• RECORDS PROVIDED:
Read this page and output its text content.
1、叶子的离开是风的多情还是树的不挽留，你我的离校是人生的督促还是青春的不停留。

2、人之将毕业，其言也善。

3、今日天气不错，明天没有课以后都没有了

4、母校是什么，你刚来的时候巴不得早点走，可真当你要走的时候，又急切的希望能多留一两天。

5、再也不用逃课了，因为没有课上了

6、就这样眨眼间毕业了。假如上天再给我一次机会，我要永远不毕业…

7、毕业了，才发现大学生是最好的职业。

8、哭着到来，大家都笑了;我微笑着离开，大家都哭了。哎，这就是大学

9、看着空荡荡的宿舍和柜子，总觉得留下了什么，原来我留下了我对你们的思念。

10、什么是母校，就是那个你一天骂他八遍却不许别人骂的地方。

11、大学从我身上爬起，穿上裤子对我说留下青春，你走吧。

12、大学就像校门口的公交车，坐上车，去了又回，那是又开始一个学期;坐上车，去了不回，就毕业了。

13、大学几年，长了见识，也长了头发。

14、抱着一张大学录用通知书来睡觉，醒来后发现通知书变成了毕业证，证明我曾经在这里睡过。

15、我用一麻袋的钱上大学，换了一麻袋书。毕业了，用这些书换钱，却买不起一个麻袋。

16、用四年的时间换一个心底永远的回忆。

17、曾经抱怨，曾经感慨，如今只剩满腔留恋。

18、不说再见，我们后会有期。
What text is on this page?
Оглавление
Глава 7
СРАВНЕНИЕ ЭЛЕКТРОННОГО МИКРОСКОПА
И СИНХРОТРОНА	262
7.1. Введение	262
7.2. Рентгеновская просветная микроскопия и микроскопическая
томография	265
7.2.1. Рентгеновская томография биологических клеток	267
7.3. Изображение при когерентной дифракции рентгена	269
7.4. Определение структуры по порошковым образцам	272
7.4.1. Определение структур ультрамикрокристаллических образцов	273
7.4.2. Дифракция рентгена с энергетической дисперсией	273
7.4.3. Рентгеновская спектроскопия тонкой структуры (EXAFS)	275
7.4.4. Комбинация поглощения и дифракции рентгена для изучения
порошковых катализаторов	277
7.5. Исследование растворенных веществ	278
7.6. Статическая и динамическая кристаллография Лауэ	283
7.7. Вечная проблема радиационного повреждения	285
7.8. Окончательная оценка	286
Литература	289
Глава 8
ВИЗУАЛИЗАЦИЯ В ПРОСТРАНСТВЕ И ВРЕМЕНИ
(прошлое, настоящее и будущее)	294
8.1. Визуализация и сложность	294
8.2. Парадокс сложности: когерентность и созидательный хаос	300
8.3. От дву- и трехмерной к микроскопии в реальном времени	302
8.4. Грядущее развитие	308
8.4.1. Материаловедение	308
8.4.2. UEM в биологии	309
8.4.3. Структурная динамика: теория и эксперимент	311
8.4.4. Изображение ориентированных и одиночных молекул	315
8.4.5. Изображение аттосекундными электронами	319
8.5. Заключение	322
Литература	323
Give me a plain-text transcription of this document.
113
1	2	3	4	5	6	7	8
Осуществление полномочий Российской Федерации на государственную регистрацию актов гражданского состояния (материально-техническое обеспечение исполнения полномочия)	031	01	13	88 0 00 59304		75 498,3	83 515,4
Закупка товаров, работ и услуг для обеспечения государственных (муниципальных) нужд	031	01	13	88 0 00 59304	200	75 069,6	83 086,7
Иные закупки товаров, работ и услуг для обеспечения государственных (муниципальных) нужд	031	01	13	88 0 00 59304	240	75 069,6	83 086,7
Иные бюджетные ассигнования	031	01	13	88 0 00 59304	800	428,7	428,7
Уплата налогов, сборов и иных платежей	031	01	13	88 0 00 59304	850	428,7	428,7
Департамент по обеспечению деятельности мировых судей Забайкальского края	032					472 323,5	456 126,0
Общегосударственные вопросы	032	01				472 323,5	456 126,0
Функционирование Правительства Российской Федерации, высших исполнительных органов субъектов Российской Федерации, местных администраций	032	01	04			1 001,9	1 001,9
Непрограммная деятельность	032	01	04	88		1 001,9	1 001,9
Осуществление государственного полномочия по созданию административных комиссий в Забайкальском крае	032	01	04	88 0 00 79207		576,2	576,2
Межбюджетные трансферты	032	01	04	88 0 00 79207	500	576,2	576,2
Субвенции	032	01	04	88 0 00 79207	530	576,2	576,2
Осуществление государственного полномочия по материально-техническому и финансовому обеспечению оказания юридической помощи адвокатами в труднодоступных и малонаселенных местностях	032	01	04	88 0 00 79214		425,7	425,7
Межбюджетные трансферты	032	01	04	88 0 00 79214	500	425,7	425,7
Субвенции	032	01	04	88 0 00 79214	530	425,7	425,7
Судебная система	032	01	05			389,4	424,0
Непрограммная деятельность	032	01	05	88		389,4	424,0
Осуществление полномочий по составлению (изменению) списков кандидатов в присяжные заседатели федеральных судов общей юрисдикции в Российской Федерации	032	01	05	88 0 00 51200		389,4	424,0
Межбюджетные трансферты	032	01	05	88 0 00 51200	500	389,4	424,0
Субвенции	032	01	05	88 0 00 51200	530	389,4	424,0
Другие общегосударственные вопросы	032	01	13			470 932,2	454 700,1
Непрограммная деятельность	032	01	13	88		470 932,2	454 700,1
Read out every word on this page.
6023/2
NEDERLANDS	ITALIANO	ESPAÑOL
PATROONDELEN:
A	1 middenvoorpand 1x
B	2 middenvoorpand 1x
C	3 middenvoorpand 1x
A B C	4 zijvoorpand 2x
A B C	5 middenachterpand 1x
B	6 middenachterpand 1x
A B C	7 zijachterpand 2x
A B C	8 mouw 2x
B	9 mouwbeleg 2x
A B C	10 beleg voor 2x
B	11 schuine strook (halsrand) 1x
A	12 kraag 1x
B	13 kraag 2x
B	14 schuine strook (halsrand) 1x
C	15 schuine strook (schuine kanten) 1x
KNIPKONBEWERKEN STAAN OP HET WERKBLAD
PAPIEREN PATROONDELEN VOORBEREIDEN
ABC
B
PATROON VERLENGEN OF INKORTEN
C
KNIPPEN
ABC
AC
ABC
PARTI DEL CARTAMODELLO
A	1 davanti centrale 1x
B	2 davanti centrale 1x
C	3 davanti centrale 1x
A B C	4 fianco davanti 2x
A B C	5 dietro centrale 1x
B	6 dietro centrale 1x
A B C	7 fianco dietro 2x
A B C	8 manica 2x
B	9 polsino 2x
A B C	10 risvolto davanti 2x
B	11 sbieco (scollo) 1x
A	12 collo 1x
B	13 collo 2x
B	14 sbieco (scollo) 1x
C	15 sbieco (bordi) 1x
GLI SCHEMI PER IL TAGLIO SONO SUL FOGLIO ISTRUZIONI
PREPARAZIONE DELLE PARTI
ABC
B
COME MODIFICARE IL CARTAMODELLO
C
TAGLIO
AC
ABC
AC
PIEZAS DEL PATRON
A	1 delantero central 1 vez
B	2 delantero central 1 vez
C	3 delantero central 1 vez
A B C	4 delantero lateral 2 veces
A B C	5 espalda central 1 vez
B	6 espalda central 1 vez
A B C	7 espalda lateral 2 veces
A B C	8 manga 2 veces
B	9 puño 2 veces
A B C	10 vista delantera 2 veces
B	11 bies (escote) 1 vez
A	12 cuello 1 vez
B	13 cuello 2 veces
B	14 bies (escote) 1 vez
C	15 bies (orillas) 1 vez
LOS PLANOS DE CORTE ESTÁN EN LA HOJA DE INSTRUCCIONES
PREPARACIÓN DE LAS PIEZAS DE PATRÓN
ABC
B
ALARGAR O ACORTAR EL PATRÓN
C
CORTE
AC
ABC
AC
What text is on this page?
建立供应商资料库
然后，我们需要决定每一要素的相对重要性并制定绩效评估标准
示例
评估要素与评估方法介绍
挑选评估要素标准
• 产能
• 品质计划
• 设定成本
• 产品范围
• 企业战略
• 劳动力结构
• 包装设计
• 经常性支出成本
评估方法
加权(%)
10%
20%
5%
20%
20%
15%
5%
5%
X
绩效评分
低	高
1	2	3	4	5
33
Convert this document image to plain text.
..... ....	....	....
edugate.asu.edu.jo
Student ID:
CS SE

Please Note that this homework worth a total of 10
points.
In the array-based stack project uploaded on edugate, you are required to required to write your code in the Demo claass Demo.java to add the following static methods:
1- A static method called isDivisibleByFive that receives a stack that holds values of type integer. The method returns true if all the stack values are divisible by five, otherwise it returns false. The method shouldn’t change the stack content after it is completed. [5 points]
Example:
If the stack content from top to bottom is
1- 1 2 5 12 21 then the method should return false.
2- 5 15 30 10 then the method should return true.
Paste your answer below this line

• AIM:
Which lines contain "структуры"? Copy each of them out.

• WRITTEN ANSWER:
7.4. Определение структуры по порошковым образцам	272
7.4.3. Рентгеновская спектроскопия тонкой структуры (EXAFS)	275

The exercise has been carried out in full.